Report the count of lines containing the word "उपलब" in the entries below, and nothing more.

---------------

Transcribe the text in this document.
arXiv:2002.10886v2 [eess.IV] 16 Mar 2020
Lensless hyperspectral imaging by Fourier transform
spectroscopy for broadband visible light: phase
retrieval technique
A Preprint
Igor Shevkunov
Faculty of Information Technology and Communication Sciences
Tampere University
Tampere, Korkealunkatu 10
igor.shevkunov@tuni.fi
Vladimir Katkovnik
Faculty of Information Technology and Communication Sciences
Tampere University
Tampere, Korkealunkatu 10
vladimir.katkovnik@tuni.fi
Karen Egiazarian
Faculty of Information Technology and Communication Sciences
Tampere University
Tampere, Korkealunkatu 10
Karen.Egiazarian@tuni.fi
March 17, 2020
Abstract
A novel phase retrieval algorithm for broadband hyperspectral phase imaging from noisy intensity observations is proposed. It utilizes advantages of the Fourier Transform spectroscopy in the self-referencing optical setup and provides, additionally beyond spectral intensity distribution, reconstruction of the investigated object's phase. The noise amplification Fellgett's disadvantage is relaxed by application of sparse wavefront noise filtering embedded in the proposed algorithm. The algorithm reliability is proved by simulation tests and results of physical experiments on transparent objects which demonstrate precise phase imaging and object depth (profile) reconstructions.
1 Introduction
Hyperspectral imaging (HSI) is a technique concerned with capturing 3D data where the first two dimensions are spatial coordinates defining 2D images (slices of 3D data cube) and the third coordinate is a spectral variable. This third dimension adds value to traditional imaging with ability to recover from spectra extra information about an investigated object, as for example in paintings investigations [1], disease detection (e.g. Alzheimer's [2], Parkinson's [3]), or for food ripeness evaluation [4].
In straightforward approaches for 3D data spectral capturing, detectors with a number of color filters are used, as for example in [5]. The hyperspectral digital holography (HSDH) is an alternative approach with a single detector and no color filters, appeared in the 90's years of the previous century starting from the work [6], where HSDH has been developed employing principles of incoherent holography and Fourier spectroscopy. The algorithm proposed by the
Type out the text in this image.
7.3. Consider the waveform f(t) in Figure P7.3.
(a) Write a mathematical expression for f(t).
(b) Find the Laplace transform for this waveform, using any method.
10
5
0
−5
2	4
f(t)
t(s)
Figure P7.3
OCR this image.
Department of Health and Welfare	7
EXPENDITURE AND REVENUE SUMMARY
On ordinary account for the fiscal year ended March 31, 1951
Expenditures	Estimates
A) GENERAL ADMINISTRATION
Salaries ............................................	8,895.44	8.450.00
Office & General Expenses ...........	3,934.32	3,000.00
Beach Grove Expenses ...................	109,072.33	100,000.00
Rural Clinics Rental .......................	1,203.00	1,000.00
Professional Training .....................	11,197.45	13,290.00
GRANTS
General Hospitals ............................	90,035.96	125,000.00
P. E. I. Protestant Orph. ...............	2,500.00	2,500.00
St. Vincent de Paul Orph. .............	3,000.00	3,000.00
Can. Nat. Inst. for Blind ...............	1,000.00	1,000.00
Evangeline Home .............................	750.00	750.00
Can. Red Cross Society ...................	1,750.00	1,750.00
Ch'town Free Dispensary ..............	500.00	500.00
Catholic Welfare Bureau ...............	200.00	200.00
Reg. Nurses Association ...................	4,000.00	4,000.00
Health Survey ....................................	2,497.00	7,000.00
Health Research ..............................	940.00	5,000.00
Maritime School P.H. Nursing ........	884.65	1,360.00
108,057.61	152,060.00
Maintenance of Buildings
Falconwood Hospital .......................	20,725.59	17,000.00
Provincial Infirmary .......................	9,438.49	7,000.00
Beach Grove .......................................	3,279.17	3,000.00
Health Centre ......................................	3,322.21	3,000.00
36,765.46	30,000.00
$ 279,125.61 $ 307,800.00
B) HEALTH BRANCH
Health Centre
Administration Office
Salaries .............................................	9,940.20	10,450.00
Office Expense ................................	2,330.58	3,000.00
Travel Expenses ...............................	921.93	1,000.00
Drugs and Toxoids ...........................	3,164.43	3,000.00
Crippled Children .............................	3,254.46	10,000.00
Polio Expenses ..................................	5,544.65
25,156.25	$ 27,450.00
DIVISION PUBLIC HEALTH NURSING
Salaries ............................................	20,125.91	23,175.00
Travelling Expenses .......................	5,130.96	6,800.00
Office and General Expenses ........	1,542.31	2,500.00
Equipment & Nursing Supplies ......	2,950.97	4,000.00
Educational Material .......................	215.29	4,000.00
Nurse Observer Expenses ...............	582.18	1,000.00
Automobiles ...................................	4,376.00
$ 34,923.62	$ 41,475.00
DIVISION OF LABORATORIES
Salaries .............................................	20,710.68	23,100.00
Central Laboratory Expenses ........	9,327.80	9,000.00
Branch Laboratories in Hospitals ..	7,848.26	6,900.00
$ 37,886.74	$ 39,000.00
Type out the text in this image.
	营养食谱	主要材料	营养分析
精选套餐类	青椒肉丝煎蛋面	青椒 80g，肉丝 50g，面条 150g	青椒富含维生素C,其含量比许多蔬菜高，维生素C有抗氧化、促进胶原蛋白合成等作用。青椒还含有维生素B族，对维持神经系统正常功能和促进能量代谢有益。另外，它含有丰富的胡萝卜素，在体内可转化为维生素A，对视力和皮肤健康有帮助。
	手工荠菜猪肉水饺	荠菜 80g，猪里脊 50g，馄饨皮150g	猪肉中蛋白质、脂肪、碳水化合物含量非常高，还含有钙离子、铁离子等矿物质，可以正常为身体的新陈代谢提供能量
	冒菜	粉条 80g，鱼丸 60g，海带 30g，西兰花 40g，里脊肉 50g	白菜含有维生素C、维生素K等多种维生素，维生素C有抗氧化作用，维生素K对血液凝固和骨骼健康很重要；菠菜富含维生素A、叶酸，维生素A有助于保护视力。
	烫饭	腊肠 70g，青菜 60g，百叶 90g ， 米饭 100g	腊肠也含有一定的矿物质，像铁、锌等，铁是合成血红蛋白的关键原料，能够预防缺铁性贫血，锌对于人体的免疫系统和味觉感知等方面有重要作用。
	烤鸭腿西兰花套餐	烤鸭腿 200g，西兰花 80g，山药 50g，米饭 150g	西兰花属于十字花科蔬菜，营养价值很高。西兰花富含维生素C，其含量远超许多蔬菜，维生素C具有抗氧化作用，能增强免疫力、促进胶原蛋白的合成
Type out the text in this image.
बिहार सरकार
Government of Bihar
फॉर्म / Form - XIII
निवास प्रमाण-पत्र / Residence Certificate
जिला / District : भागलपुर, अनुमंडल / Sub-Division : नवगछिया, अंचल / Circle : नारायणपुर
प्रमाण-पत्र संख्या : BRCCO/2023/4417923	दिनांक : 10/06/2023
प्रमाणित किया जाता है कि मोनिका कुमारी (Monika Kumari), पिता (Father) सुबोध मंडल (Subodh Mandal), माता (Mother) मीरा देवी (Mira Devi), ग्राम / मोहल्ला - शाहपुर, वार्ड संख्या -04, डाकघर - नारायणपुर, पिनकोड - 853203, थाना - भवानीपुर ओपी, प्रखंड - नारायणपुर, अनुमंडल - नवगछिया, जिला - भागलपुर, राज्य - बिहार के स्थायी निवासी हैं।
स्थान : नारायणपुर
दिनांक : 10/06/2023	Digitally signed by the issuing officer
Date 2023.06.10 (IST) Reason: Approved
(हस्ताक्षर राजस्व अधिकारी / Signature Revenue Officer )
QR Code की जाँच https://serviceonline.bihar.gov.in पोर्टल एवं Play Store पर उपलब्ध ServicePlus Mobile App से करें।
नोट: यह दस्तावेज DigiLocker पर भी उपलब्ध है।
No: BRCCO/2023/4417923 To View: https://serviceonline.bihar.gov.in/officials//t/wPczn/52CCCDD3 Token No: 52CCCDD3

---------------

- RESULT OF THE TASK
2